Set exercise | Each line below should be quoted exactly, please.

#### Material provided

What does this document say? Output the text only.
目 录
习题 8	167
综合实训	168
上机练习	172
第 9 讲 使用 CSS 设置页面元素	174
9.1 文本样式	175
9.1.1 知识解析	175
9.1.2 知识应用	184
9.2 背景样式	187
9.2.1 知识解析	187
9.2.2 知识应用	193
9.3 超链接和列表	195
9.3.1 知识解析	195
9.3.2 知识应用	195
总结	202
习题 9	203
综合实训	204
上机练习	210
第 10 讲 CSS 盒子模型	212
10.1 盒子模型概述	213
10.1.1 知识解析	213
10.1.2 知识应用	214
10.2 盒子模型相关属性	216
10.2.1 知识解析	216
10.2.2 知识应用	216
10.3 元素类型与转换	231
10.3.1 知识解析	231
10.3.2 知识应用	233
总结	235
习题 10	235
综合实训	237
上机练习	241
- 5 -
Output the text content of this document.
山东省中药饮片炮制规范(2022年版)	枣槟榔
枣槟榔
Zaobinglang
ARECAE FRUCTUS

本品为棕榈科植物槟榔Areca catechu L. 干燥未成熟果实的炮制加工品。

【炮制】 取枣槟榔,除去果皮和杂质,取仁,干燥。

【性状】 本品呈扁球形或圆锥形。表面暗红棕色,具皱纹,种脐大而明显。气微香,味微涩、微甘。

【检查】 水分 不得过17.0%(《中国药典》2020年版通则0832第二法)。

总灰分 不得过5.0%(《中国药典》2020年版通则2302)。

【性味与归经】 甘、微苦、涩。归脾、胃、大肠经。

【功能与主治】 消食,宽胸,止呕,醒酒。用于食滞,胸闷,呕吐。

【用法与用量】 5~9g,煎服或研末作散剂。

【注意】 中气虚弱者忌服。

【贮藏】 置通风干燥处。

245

########

Solution for this task |
What does this document say? Output the text only.
目 录
习题 8	167
综合实训	168
上机练习	172
第 9 讲 使用 CSS 设置页面元素	174
9.1 文本样式	175
9.1.1 知识解析	175
9.1.2 知识应用	184
9.2 背景样式	187
9.2.1 知识解析	187
9.2.2 知识应用	193
9.3 超链接和列表	195
9.3.1 知识解析	195
9.3.2 知识应用	195
总结	202
习题 9	203
综合实训	204
上机练习	210
第 10 讲 CSS 盒子模型	212
10.1 盒子模型概述	213
10.1.1 知识解析	213
10.1.2 知识应用	214
10.2 盒子模型相关属性	216
10.2.1 知识解析	216
10.2.2 知识应用	216
10.3 元素类型与转换	231
10.3.1 知识解析	231
10.3.2 知识应用	233
总结	235
习题 10	235
综合实训	237
上机练习	241
- 5 -
Output the text content of this document.
山东省中药饮片炮制规范(2022年版)	枣槟榔
枣槟榔
Zaobinglang
ARECAE FRUCTUS

本品为棕榈科植物槟榔Areca catechu L. 干燥未成熟果实的炮制加工品。

【炮制】 取枣槟榔,除去果皮和杂质,取仁,干燥。

【性状】 本品呈扁球形或圆锥形。表面暗红棕色,具皱纹,种脐大而明显。气微香,味微涩、微甘。

【检查】 水分 不得过17.0%(《中国药典》2020年版通则0832第二法)。

总灰分 不得过5.0%(《中国药典》2020年版通则2302)。

【性味与归经】 甘、微苦、涩。归脾、胃、大肠经。

【功能与主治】 消食,宽胸,止呕,醒酒。用于食滞,胸闷,呕吐。

【用法与用量】 5~9g,煎服或研末作散剂。

【注意】 中气虚弱者忌服。

【贮藏】 置通风干燥处。

245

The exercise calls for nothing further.